EXERCISE PROMPT - Print out every record exactly as it appears.

* BEGIN EXTRACTED INFORMATION *

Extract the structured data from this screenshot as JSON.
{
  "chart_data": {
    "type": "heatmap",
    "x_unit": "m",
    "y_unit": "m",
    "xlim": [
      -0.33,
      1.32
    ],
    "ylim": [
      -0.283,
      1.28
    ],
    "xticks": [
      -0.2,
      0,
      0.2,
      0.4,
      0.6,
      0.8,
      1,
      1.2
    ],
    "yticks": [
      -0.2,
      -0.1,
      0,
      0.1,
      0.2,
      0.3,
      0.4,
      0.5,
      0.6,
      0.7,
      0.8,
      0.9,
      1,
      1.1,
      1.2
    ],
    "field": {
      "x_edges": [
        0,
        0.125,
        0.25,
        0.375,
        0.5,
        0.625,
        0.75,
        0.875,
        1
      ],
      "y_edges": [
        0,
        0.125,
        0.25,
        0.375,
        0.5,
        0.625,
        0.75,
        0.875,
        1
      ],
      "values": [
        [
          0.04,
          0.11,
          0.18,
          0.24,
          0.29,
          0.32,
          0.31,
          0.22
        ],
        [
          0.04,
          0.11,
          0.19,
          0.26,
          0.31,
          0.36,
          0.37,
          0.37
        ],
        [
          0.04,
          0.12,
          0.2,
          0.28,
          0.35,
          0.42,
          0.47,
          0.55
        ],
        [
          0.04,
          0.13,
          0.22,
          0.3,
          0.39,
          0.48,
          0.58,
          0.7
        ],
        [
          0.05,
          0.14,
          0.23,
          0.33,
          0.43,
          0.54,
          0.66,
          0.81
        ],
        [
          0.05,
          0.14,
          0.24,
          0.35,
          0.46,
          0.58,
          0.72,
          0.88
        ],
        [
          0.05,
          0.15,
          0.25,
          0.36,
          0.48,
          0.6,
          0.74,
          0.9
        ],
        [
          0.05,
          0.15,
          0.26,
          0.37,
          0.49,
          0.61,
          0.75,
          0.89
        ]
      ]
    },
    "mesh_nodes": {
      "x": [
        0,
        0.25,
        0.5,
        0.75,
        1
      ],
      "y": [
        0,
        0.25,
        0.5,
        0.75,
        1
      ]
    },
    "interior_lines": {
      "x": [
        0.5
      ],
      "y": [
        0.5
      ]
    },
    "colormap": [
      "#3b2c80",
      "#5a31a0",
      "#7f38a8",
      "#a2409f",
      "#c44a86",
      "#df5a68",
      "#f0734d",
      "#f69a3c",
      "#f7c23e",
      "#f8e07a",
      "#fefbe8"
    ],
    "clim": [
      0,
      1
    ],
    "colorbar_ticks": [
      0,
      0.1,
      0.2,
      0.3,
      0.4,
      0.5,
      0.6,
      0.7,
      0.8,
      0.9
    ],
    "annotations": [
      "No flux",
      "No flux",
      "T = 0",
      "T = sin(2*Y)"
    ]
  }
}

* END EXTRACTED INFORMATION *

TASK OUTPUT -
Extract the structured data from this screenshot as JSON.
{
  "chart_data": {
    "type": "heatmap",
    "x_unit": "m",
    "y_unit": "m",
    "xlim": [
      -0.33,
      1.32
    ],
    "ylim": [
      -0.283,
      1.28
    ],
    "xticks": [
      -0.2,
      0,
      0.2,
      0.4,
      0.6,
      0.8,
      1,
      1.2
    ],
    "yticks": [
      -0.2,
      -0.1,
      0,
      0.1,
      0.2,
      0.3,
      0.4,
      0.5,
      0.6,
      0.7,
      0.8,
      0.9,
      1,
      1.1,
      1.2
    ],
    "field": {
      "x_edges": [
        0,
        0.125,
        0.25,
        0.375,
        0.5,
        0.625,
        0.75,
        0.875,
        1
      ],
      "y_edges": [
        0,
        0.125,
        0.25,
        0.375,
        0.5,
        0.625,
        0.75,
        0.875,
        1
      ],
      "values": [
        [
          0.04,
          0.11,
          0.18,
          0.24,
          0.29,
          0.32,
          0.31,
          0.22
        ],
        [
          0.04,
          0.11,
          0.19,
          0.26,
          0.31,
          0.36,
          0.37,
          0.37
        ],
        [
          0.04,
          0.12,
          0.2,
          0.28,
          0.35,
          0.42,
          0.47,
          0.55
        ],
        [
          0.04,
          0.13,
          0.22,
          0.3,
          0.39,
          0.48,
          0.58,
          0.7
        ],
        [
          0.05,
          0.14,
          0.23,
          0.33,
          0.43,
          0.54,
          0.66,
          0.81
        ],
        [
          0.05,
          0.14,
          0.24,
          0.35,
          0.46,
          0.58,
          0.72,
          0.88
        ],
        [
          0.05,
          0.15,
          0.25,
          0.36,
          0.48,
          0.6,
          0.74,
          0.9
        ],
        [
          0.05,
          0.15,
          0.26,
          0.37,
          0.49,
          0.61,
          0.75,
          0.89
        ]
      ]
    },
    "mesh_nodes": {
      "x": [
        0,
        0.25,
        0.5,
        0.75,
        1
      ],
      "y": [
        0,
        0.25,
        0.5,
        0.75,
        1
      ]
    },
    "interior_lines": {
      "x": [
        0.5
      ],
      "y": [
        0.5
      ]
    },
    "colormap": [
      "#3b2c80",
      "#5a31a0",
      "#7f38a8",
      "#a2409f",
      "#c44a86",
      "#df5a68",
      "#f0734d",
      "#f69a3c",
      "#f7c23e",
      "#f8e07a",
      "#fefbe8"
    ],
    "clim": [
      0,
      1
    ],
    "colorbar_ticks": [
      0,
      0.1,
      0.2,
      0.3,
      0.4,
      0.5,
      0.6,
      0.7,
      0.8,
      0.9
    ],
    "annotations": [
      "No flux",
      "No flux",
      "T = 0",
      "T = sin(2*Y)"
    ]
  }
}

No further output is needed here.